## Start ITEMS
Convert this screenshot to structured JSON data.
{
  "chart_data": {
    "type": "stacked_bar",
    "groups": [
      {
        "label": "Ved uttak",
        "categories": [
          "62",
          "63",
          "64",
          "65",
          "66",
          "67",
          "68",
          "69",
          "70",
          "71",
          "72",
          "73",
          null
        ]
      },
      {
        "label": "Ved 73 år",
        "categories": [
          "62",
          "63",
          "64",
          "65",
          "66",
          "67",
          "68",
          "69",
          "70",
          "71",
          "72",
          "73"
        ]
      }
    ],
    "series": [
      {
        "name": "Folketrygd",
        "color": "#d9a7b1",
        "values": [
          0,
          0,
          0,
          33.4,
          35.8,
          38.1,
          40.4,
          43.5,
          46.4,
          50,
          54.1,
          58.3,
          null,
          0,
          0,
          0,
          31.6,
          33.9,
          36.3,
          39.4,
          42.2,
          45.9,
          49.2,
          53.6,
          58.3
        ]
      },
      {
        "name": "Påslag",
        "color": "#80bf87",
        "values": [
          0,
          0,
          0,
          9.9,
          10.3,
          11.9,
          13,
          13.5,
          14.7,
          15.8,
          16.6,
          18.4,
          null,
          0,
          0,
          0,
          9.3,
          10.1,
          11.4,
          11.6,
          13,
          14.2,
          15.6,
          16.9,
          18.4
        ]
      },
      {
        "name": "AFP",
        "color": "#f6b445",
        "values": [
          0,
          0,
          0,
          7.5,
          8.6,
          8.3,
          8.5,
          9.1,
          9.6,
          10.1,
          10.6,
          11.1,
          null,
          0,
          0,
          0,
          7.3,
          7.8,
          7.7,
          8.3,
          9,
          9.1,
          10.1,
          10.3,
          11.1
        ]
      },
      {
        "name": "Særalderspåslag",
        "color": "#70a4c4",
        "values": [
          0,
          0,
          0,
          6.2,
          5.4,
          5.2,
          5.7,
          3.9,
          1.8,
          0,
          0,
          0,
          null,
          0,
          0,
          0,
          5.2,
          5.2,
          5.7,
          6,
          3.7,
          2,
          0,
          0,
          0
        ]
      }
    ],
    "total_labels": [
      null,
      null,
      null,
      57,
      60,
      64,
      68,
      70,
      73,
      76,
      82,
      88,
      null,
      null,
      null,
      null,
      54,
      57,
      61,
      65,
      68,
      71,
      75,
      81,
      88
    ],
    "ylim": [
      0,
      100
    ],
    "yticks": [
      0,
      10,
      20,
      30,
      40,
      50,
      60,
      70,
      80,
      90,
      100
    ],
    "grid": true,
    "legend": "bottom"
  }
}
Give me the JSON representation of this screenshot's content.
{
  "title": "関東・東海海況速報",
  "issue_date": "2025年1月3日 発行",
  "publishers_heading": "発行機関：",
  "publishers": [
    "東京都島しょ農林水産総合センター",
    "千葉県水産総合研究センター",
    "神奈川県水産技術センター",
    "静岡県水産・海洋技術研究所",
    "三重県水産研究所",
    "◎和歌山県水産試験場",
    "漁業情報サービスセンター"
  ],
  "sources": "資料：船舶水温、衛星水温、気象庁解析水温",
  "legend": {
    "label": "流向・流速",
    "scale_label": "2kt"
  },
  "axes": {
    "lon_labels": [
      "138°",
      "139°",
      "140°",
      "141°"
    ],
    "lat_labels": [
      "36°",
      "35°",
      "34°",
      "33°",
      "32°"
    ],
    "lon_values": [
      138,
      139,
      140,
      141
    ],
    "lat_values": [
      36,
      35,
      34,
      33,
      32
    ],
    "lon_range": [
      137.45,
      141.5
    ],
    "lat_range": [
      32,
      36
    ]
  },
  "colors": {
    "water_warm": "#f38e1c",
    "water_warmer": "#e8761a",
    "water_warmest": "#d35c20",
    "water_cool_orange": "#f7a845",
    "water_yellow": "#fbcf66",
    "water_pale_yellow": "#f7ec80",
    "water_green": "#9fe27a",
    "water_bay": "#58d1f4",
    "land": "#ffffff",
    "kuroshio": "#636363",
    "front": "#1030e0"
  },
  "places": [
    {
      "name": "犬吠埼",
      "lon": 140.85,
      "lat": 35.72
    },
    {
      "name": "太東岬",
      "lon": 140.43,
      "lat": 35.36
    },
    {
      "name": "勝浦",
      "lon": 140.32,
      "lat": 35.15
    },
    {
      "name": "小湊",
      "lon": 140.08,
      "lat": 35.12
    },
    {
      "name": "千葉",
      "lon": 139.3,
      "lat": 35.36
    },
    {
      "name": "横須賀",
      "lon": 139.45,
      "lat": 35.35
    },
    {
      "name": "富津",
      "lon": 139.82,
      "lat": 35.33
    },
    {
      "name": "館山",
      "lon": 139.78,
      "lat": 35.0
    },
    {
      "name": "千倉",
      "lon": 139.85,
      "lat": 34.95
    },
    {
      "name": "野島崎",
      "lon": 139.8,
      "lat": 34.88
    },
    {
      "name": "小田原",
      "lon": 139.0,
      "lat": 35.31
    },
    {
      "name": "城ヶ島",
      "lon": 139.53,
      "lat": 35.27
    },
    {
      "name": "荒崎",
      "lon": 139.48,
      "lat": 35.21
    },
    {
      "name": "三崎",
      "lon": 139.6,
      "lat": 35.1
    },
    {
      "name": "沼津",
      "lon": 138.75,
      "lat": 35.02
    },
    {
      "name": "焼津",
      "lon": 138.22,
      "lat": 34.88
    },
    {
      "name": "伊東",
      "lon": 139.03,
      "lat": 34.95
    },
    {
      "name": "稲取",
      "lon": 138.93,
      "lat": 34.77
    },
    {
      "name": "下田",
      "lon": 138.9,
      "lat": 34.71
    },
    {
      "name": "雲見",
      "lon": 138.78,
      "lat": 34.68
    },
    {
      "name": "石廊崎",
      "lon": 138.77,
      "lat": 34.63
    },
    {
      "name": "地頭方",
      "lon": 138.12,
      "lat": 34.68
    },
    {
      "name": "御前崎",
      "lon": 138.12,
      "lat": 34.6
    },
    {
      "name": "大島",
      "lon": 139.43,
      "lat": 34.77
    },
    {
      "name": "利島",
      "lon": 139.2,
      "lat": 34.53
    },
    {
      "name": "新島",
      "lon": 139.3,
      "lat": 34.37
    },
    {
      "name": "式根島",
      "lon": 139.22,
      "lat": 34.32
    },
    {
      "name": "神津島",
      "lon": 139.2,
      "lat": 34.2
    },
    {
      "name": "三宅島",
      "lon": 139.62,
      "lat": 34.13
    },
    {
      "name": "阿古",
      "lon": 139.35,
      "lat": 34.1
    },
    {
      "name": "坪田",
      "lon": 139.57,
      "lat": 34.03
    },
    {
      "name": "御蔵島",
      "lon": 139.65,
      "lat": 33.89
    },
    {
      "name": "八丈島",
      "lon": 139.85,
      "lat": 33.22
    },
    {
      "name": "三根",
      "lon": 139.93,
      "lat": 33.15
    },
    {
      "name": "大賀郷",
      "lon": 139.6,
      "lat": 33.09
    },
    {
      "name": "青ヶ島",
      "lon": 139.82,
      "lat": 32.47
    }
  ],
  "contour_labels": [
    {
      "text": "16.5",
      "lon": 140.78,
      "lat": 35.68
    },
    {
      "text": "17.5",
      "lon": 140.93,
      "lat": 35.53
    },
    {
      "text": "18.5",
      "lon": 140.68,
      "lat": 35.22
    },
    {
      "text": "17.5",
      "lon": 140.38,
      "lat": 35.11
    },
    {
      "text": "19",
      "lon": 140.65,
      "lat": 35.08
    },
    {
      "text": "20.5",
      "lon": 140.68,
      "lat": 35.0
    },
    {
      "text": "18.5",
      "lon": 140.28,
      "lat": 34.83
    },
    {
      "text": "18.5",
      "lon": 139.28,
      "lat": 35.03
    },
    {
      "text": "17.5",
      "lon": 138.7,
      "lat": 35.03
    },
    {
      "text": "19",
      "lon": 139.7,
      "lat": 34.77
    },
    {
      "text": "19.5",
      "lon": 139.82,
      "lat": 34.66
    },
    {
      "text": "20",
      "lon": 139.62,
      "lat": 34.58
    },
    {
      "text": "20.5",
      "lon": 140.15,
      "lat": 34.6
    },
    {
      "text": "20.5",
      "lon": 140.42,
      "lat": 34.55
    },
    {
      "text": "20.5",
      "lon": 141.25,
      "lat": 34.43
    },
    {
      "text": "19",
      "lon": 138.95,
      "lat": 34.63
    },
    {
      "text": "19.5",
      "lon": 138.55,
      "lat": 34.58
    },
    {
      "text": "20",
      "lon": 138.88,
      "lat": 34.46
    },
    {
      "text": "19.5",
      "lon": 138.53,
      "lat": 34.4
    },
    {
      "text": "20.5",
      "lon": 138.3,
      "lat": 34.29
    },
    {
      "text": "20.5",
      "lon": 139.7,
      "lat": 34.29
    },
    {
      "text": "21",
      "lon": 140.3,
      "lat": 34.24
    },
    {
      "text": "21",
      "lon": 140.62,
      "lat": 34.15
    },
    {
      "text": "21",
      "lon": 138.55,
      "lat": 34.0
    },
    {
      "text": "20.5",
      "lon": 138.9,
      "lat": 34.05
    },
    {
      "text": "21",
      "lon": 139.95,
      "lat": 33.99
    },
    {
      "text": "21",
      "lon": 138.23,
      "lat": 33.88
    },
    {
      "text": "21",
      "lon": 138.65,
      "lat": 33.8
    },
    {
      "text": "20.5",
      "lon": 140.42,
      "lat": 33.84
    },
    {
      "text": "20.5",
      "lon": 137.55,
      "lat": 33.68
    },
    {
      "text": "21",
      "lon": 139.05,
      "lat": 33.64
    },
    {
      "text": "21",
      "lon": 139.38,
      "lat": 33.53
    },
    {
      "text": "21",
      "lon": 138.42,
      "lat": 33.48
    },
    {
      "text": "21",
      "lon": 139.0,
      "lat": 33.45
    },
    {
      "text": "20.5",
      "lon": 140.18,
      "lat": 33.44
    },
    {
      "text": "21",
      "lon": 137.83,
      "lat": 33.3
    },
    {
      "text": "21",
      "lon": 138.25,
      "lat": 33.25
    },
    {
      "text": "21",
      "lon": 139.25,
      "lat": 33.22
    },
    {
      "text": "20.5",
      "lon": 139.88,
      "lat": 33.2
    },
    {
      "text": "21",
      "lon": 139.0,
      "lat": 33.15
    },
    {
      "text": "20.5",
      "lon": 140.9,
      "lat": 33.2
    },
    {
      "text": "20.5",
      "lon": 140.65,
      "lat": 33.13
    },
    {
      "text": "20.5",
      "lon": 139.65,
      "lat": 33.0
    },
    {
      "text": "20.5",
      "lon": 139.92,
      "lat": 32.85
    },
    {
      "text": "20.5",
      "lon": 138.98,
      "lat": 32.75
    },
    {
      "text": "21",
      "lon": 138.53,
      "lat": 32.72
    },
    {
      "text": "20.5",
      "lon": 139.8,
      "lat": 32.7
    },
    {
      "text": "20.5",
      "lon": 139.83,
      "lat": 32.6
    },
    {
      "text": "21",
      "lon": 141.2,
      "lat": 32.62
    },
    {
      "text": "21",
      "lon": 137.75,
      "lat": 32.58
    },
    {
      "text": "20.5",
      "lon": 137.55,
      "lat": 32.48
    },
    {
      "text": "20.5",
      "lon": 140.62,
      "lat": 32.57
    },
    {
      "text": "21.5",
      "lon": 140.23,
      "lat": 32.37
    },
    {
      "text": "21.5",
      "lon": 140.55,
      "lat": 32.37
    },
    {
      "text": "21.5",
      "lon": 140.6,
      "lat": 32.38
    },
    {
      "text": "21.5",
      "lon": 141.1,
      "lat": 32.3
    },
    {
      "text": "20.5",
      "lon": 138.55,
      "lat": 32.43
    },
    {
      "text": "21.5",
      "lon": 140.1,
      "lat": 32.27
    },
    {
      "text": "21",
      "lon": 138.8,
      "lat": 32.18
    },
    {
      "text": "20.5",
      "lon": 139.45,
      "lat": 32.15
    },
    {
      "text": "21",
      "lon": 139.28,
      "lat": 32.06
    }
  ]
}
## End ITEMS
TASK:
In the data above, tally the lines holding "JSON" and answer with the figure only.

SOLVED EXERCISE:
2